* START Material provided *

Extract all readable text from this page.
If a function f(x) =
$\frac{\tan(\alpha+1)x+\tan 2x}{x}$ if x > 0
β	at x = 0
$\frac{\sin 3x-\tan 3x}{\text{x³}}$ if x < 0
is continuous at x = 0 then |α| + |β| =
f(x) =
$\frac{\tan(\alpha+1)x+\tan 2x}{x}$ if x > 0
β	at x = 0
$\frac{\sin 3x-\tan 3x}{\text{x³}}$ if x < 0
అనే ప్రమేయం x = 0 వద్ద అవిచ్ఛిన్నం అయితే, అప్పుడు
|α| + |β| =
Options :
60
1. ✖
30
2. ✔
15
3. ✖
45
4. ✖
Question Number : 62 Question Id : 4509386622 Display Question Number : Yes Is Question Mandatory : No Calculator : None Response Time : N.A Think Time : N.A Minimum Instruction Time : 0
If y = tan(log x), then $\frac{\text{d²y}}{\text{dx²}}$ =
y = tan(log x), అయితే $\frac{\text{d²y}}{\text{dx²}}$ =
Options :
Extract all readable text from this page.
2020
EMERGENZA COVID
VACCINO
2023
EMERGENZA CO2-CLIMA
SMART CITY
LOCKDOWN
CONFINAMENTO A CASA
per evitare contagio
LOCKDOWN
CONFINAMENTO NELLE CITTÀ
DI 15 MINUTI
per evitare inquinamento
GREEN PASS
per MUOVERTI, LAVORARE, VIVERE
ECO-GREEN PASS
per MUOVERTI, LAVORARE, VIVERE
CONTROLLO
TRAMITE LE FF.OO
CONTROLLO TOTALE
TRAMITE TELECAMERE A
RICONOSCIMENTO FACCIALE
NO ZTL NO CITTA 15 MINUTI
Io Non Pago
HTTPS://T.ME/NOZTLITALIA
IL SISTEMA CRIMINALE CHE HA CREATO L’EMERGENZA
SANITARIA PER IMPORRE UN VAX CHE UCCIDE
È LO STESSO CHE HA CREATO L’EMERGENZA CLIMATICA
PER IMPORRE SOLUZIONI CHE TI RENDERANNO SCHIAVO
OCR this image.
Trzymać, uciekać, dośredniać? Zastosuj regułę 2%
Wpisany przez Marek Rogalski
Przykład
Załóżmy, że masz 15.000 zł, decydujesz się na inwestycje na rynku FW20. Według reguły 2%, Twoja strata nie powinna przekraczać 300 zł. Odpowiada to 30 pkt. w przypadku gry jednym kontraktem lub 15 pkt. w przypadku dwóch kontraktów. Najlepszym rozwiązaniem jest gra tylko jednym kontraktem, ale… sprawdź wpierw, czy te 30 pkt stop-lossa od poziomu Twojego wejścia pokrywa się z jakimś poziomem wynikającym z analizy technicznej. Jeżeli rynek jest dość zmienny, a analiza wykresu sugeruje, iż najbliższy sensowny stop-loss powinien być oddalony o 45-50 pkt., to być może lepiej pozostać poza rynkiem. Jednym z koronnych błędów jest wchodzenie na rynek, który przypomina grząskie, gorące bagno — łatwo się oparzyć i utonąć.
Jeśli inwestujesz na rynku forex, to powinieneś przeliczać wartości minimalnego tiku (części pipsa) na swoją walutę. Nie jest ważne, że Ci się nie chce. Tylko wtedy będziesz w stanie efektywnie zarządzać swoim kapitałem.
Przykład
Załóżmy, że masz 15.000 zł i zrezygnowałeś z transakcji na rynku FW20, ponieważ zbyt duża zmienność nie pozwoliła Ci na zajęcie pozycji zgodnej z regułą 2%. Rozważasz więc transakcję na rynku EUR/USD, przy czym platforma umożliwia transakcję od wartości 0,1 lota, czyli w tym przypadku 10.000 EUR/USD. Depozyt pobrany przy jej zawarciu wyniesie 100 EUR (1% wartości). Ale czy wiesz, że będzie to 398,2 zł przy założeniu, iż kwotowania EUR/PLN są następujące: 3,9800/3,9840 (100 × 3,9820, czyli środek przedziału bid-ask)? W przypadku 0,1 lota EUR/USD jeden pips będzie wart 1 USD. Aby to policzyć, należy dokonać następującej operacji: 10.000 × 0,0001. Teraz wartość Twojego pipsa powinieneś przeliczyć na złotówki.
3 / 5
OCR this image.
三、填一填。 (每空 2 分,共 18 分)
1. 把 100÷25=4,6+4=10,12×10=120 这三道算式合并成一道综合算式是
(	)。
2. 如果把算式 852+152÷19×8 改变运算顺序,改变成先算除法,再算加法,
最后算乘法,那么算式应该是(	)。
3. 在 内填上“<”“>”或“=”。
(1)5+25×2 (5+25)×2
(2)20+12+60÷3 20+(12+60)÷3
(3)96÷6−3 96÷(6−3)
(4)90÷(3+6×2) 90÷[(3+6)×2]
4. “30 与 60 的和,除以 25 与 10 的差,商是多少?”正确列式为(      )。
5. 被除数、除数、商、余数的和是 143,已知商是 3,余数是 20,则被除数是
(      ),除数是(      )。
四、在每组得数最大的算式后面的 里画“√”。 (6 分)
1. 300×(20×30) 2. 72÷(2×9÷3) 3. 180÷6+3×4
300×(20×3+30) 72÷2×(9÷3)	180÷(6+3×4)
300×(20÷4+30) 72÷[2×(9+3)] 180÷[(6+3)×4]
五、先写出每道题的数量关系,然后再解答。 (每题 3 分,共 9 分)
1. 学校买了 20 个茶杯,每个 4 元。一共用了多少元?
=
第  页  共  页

* END Material provided *

**Aim of the exercise:**
Here, the records must be output exactly and in full.

**Final result:**
Extract all readable text from this page.
If a function f(x) =
$\frac{\tan(\alpha+1)x+\tan 2x}{x}$ if x > 0
β	at x = 0
$\frac{\sin 3x-\tan 3x}{\text{x³}}$ if x < 0
is continuous at x = 0 then |α| + |β| =
f(x) =
$\frac{\tan(\alpha+1)x+\tan 2x}{x}$ if x > 0
β	at x = 0
$\frac{\sin 3x-\tan 3x}{\text{x³}}$ if x < 0
అనే ప్రమేయం x = 0 వద్ద అవిచ్ఛిన్నం అయితే, అప్పుడు
|α| + |β| =
Options :
60
1. ✖
30
2. ✔
15
3. ✖
45
4. ✖
Question Number : 62 Question Id : 4509386622 Display Question Number : Yes Is Question Mandatory : No Calculator : None Response Time : N.A Think Time : N.A Minimum Instruction Time : 0
If y = tan(log x), then $\frac{\text{d²y}}{\text{dx²}}$ =
y = tan(log x), అయితే $\frac{\text{d²y}}{\text{dx²}}$ =
Options :
Extract all readable text from this page.
2020
EMERGENZA COVID
VACCINO
2023
EMERGENZA CO2-CLIMA
SMART CITY
LOCKDOWN
CONFINAMENTO A CASA
per evitare contagio
LOCKDOWN
CONFINAMENTO NELLE CITTÀ
DI 15 MINUTI
per evitare inquinamento
GREEN PASS
per MUOVERTI, LAVORARE, VIVERE
ECO-GREEN PASS
per MUOVERTI, LAVORARE, VIVERE
CONTROLLO
TRAMITE LE FF.OO
CONTROLLO TOTALE
TRAMITE TELECAMERE A
RICONOSCIMENTO FACCIALE
NO ZTL NO CITTA 15 MINUTI
Io Non Pago
HTTPS://T.ME/NOZTLITALIA
IL SISTEMA CRIMINALE CHE HA CREATO L’EMERGENZA
SANITARIA PER IMPORRE UN VAX CHE UCCIDE
È LO STESSO CHE HA CREATO L’EMERGENZA CLIMATICA
PER IMPORRE SOLUZIONI CHE TI RENDERANNO SCHIAVO
OCR this image.
Trzymać, uciekać, dośredniać? Zastosuj regułę 2%
Wpisany przez Marek Rogalski
Przykład
Załóżmy, że masz 15.000 zł, decydujesz się na inwestycje na rynku FW20. Według reguły 2%, Twoja strata nie powinna przekraczać 300 zł. Odpowiada to 30 pkt. w przypadku gry jednym kontraktem lub 15 pkt. w przypadku dwóch kontraktów. Najlepszym rozwiązaniem jest gra tylko jednym kontraktem, ale… sprawdź wpierw, czy te 30 pkt stop-lossa od poziomu Twojego wejścia pokrywa się z jakimś poziomem wynikającym z analizy technicznej. Jeżeli rynek jest dość zmienny, a analiza wykresu sugeruje, iż najbliższy sensowny stop-loss powinien być oddalony o 45-50 pkt., to być może lepiej pozostać poza rynkiem. Jednym z koronnych błędów jest wchodzenie na rynek, który przypomina grząskie, gorące bagno — łatwo się oparzyć i utonąć.
Jeśli inwestujesz na rynku forex, to powinieneś przeliczać wartości minimalnego tiku (części pipsa) na swoją walutę. Nie jest ważne, że Ci się nie chce. Tylko wtedy będziesz w stanie efektywnie zarządzać swoim kapitałem.
Przykład
Załóżmy, że masz 15.000 zł i zrezygnowałeś z transakcji na rynku FW20, ponieważ zbyt duża zmienność nie pozwoliła Ci na zajęcie pozycji zgodnej z regułą 2%. Rozważasz więc transakcję na rynku EUR/USD, przy czym platforma umożliwia transakcję od wartości 0,1 lota, czyli w tym przypadku 10.000 EUR/USD. Depozyt pobrany przy jej zawarciu wyniesie 100 EUR (1% wartości). Ale czy wiesz, że będzie to 398,2 zł przy założeniu, iż kwotowania EUR/PLN są następujące: 3,9800/3,9840 (100 × 3,9820, czyli środek przedziału bid-ask)? W przypadku 0,1 lota EUR/USD jeden pips będzie wart 1 USD. Aby to policzyć, należy dokonać następującej operacji: 10.000 × 0,0001. Teraz wartość Twojego pipsa powinieneś przeliczyć na złotówki.
3 / 5
OCR this image.
三、填一填。 (每空 2 分,共 18 分)
1. 把 100÷25=4,6+4=10,12×10=120 这三道算式合并成一道综合算式是
(	)。
2. 如果把算式 852+152÷19×8 改变运算顺序,改变成先算除法,再算加法,
最后算乘法,那么算式应该是(	)。
3. 在 内填上“<”“>”或“=”。
(1)5+25×2 (5+25)×2
(2)20+12+60÷3 20+(12+60)÷3
(3)96÷6−3 96÷(6−3)
(4)90÷(3+6×2) 90÷[(3+6)×2]
4. “30 与 60 的和,除以 25 与 10 的差,商是多少?”正确列式为(      )。
5. 被除数、除数、商、余数的和是 143,已知商是 3,余数是 20,则被除数是
(      ),除数是(      )。
四、在每组得数最大的算式后面的 里画“√”。 (6 分)
1. 300×(20×30) 2. 72÷(2×9÷3) 3. 180÷6+3×4
300×(20×3+30) 72÷2×(9÷3)	180÷(6+3×4)
300×(20÷4+30) 72÷[2×(9+3)] 180÷[(6+3)×4]
五、先写出每道题的数量关系,然后再解答。 (每题 3 分,共 9 分)
1. 学校买了 20 个茶杯,每个 4 元。一共用了多少元?
=
第  页  共  页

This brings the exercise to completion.